In the entries, find all lines that hold the word "screenshot" and copy them.

─── Input rows

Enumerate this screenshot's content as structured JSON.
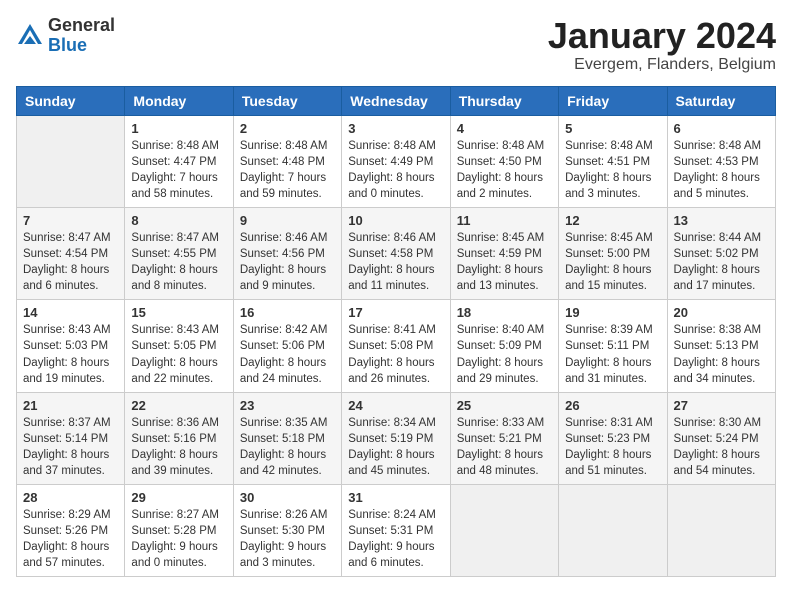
{
  "header": {
    "logo_line1": "General",
    "logo_line2": "Blue",
    "month": "January 2024",
    "location": "Evergem, Flanders, Belgium"
  },
  "weekdays": [
    "Sunday",
    "Monday",
    "Tuesday",
    "Wednesday",
    "Thursday",
    "Friday",
    "Saturday"
  ],
  "weeks": [
    [
      {
        "day": "",
        "info": ""
      },
      {
        "day": "1",
        "info": "Sunrise: 8:48 AM\nSunset: 4:47 PM\nDaylight: 7 hours\nand 58 minutes."
      },
      {
        "day": "2",
        "info": "Sunrise: 8:48 AM\nSunset: 4:48 PM\nDaylight: 7 hours\nand 59 minutes."
      },
      {
        "day": "3",
        "info": "Sunrise: 8:48 AM\nSunset: 4:49 PM\nDaylight: 8 hours\nand 0 minutes."
      },
      {
        "day": "4",
        "info": "Sunrise: 8:48 AM\nSunset: 4:50 PM\nDaylight: 8 hours\nand 2 minutes."
      },
      {
        "day": "5",
        "info": "Sunrise: 8:48 AM\nSunset: 4:51 PM\nDaylight: 8 hours\nand 3 minutes."
      },
      {
        "day": "6",
        "info": "Sunrise: 8:48 AM\nSunset: 4:53 PM\nDaylight: 8 hours\nand 5 minutes."
      }
    ],
    [
      {
        "day": "7",
        "info": "Sunrise: 8:47 AM\nSunset: 4:54 PM\nDaylight: 8 hours\nand 6 minutes."
      },
      {
        "day": "8",
        "info": "Sunrise: 8:47 AM\nSunset: 4:55 PM\nDaylight: 8 hours\nand 8 minutes."
      },
      {
        "day": "9",
        "info": "Sunrise: 8:46 AM\nSunset: 4:56 PM\nDaylight: 8 hours\nand 9 minutes."
      },
      {
        "day": "10",
        "info": "Sunrise: 8:46 AM\nSunset: 4:58 PM\nDaylight: 8 hours\nand 11 minutes."
      },
      {
        "day": "11",
        "info": "Sunrise: 8:45 AM\nSunset: 4:59 PM\nDaylight: 8 hours\nand 13 minutes."
      },
      {
        "day": "12",
        "info": "Sunrise: 8:45 AM\nSunset: 5:00 PM\nDaylight: 8 hours\nand 15 minutes."
      },
      {
        "day": "13",
        "info": "Sunrise: 8:44 AM\nSunset: 5:02 PM\nDaylight: 8 hours\nand 17 minutes."
      }
    ],
    [
      {
        "day": "14",
        "info": "Sunrise: 8:43 AM\nSunset: 5:03 PM\nDaylight: 8 hours\nand 19 minutes."
      },
      {
        "day": "15",
        "info": "Sunrise: 8:43 AM\nSunset: 5:05 PM\nDaylight: 8 hours\nand 22 minutes."
      },
      {
        "day": "16",
        "info": "Sunrise: 8:42 AM\nSunset: 5:06 PM\nDaylight: 8 hours\nand 24 minutes."
      },
      {
        "day": "17",
        "info": "Sunrise: 8:41 AM\nSunset: 5:08 PM\nDaylight: 8 hours\nand 26 minutes."
      },
      {
        "day": "18",
        "info": "Sunrise: 8:40 AM\nSunset: 5:09 PM\nDaylight: 8 hours\nand 29 minutes."
      },
      {
        "day": "19",
        "info": "Sunrise: 8:39 AM\nSunset: 5:11 PM\nDaylight: 8 hours\nand 31 minutes."
      },
      {
        "day": "20",
        "info": "Sunrise: 8:38 AM\nSunset: 5:13 PM\nDaylight: 8 hours\nand 34 minutes."
      }
    ],
    [
      {
        "day": "21",
        "info": "Sunrise: 8:37 AM\nSunset: 5:14 PM\nDaylight: 8 hours\nand 37 minutes."
      },
      {
        "day": "22",
        "info": "Sunrise: 8:36 AM\nSunset: 5:16 PM\nDaylight: 8 hours\nand 39 minutes."
      },
      {
        "day": "23",
        "info": "Sunrise: 8:35 AM\nSunset: 5:18 PM\nDaylight: 8 hours\nand 42 minutes."
      },
      {
        "day": "24",
        "info": "Sunrise: 8:34 AM\nSunset: 5:19 PM\nDaylight: 8 hours\nand 45 minutes."
      },
      {
        "day": "25",
        "info": "Sunrise: 8:33 AM\nSunset: 5:21 PM\nDaylight: 8 hours\nand 48 minutes."
      },
      {
        "day": "26",
        "info": "Sunrise: 8:31 AM\nSunset: 5:23 PM\nDaylight: 8 hours\nand 51 minutes."
      },
      {
        "day": "27",
        "info": "Sunrise: 8:30 AM\nSunset: 5:24 PM\nDaylight: 8 hours\nand 54 minutes."
      }
    ],
    [
      {
        "day": "28",
        "info": "Sunrise: 8:29 AM\nSunset: 5:26 PM\nDaylight: 8 hours\nand 57 minutes."
      },
      {
        "day": "29",
        "info": "Sunrise: 8:27 AM\nSunset: 5:28 PM\nDaylight: 9 hours\nand 0 minutes."
      },
      {
        "day": "30",
        "info": "Sunrise: 8:26 AM\nSunset: 5:30 PM\nDaylight: 9 hours\nand 3 minutes."
      },
      {
        "day": "31",
        "info": "Sunrise: 8:24 AM\nSunset: 5:31 PM\nDaylight: 9 hours\nand 6 minutes."
      },
      {
        "day": "",
        "info": ""
      },
      {
        "day": "",
        "info": ""
      },
      {
        "day": "",
        "info": ""
      }
    ]
  ]
}
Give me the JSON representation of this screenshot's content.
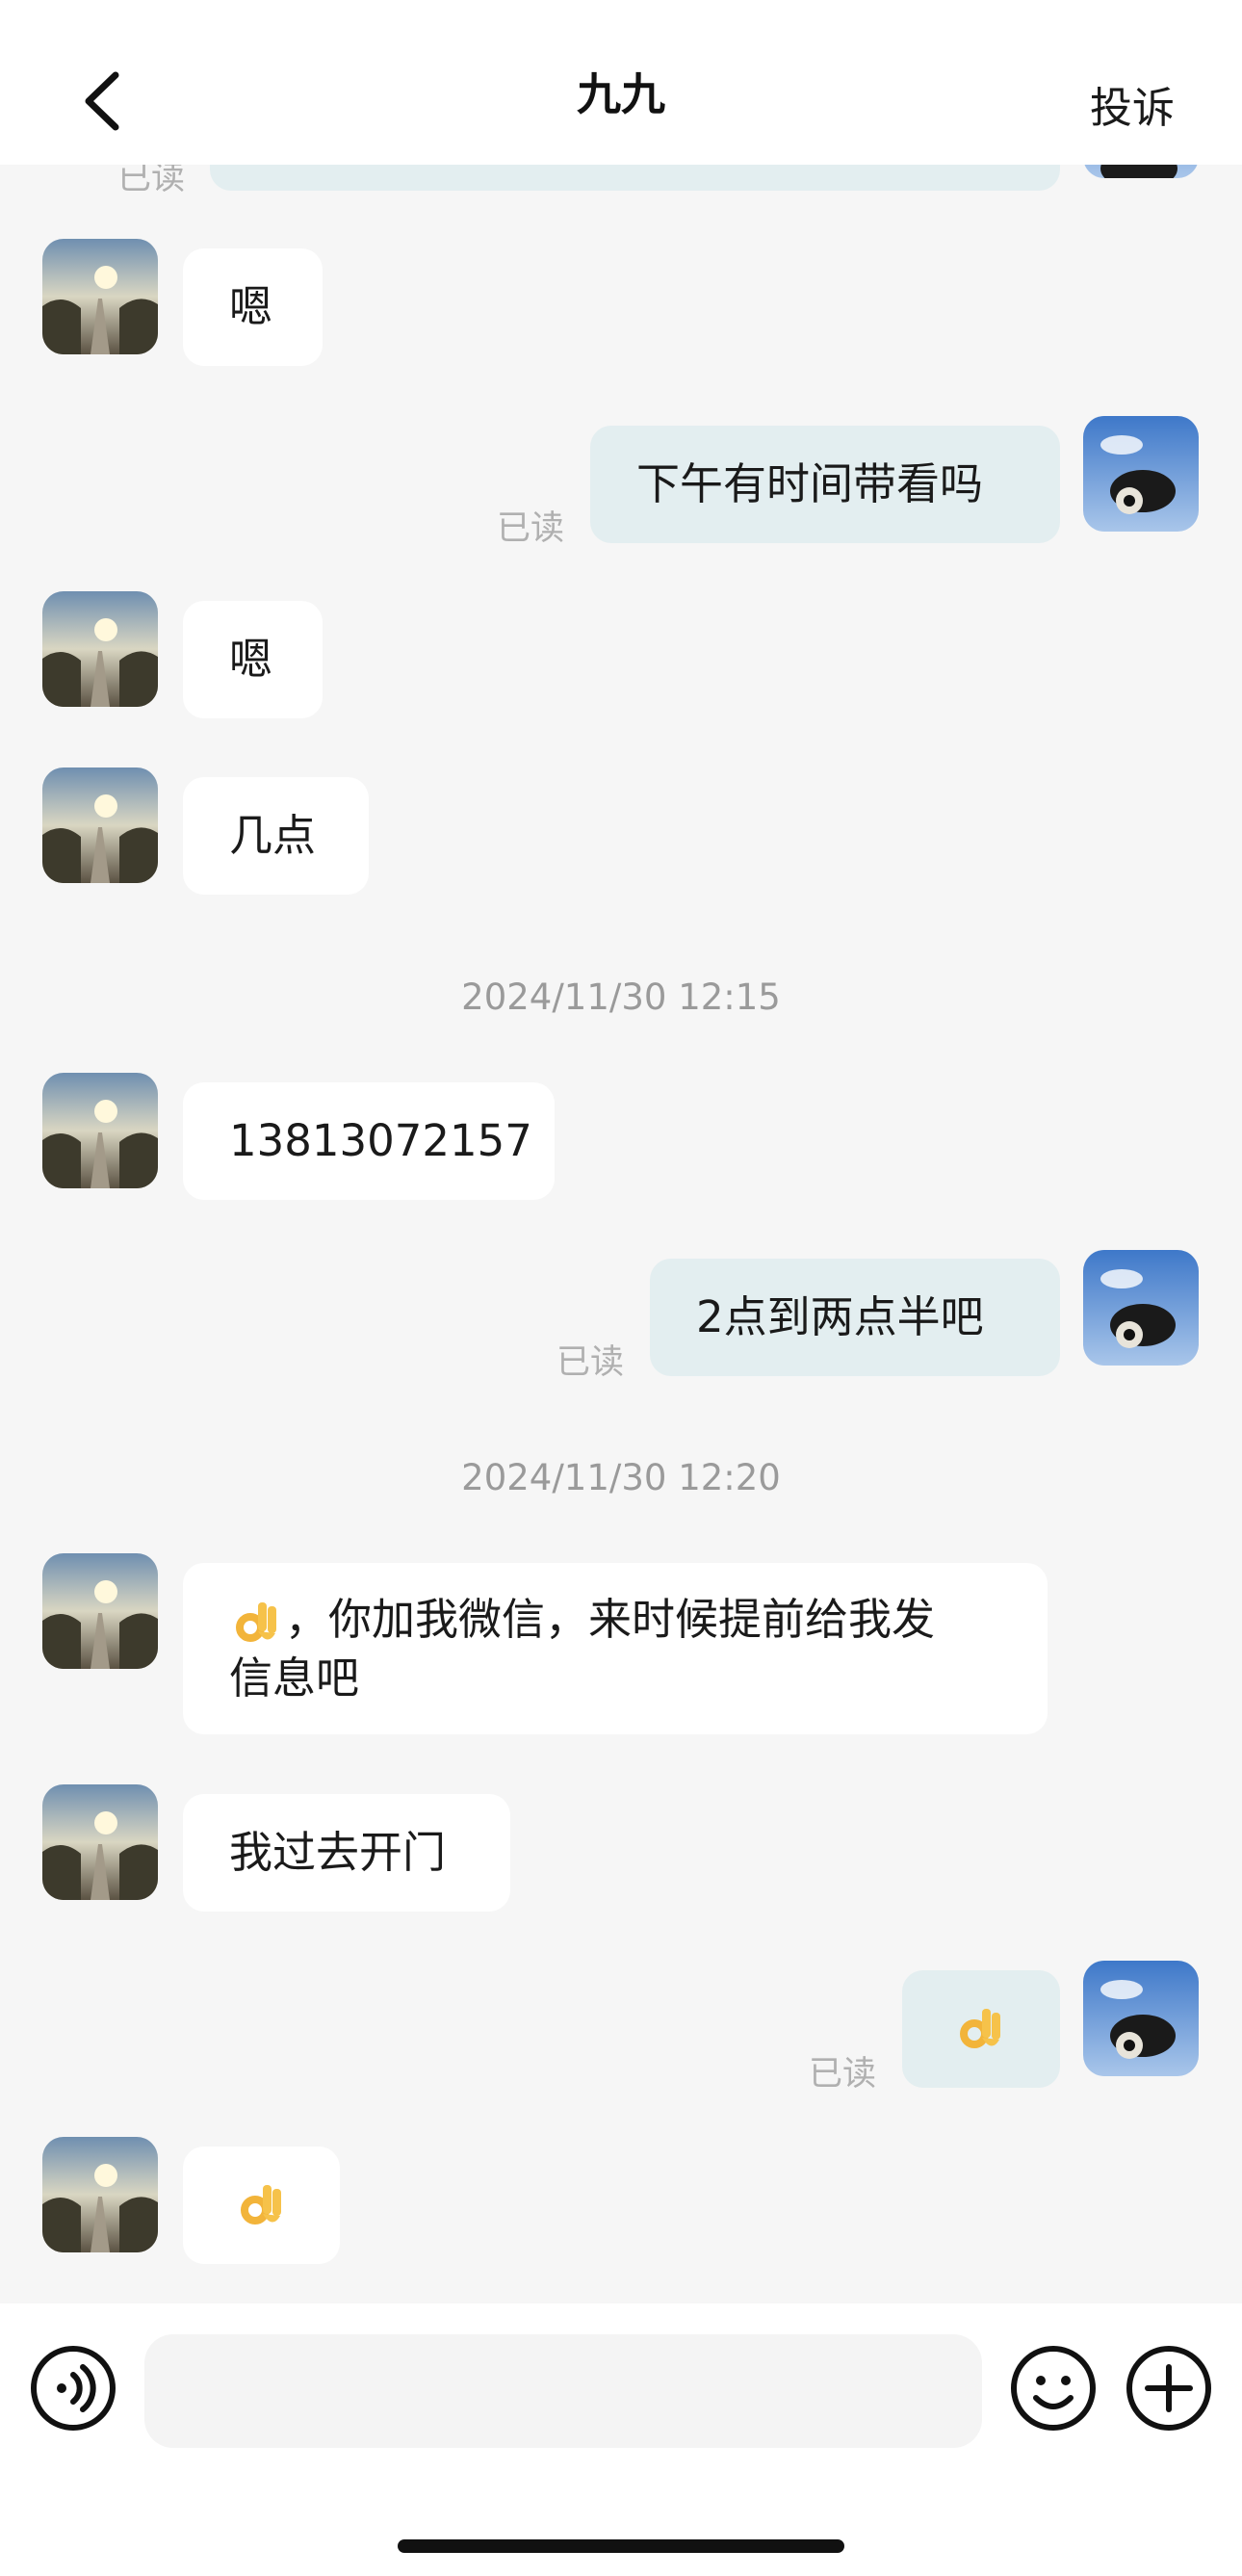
{
  "header": {
    "title": "九九",
    "report_label": "投诉"
  },
  "read_label": "已读",
  "messages": [
    {
      "side": "in",
      "text": "嗯"
    },
    {
      "side": "out",
      "text": "下午有时间带看吗"
    },
    {
      "side": "in",
      "text": "嗯"
    },
    {
      "side": "in",
      "text": "几点"
    },
    {
      "side": "in",
      "text": "13813072157"
    },
    {
      "side": "out",
      "text": "2点到两点半吧"
    },
    {
      "side": "in",
      "text_line1": "，你加我微信，来时候提前给我发",
      "text_line2": "信息吧"
    },
    {
      "side": "in",
      "text": "我过去开门"
    },
    {
      "side": "out",
      "emoji": "ok-hand"
    },
    {
      "side": "in",
      "emoji": "ok-hand"
    }
  ],
  "timestamps": [
    "2024/11/30 12:15",
    "2024/11/30 12:20"
  ],
  "input": {
    "placeholder": ""
  },
  "colors": {
    "incoming_bubble": "#ffffff",
    "outgoing_bubble": "#e3eef0",
    "background": "#f6f6f6"
  }
}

──────

Finished answer:
Enumerate this screenshot's content as structured JSON.
Give me the JSON representation of this screenshot's content.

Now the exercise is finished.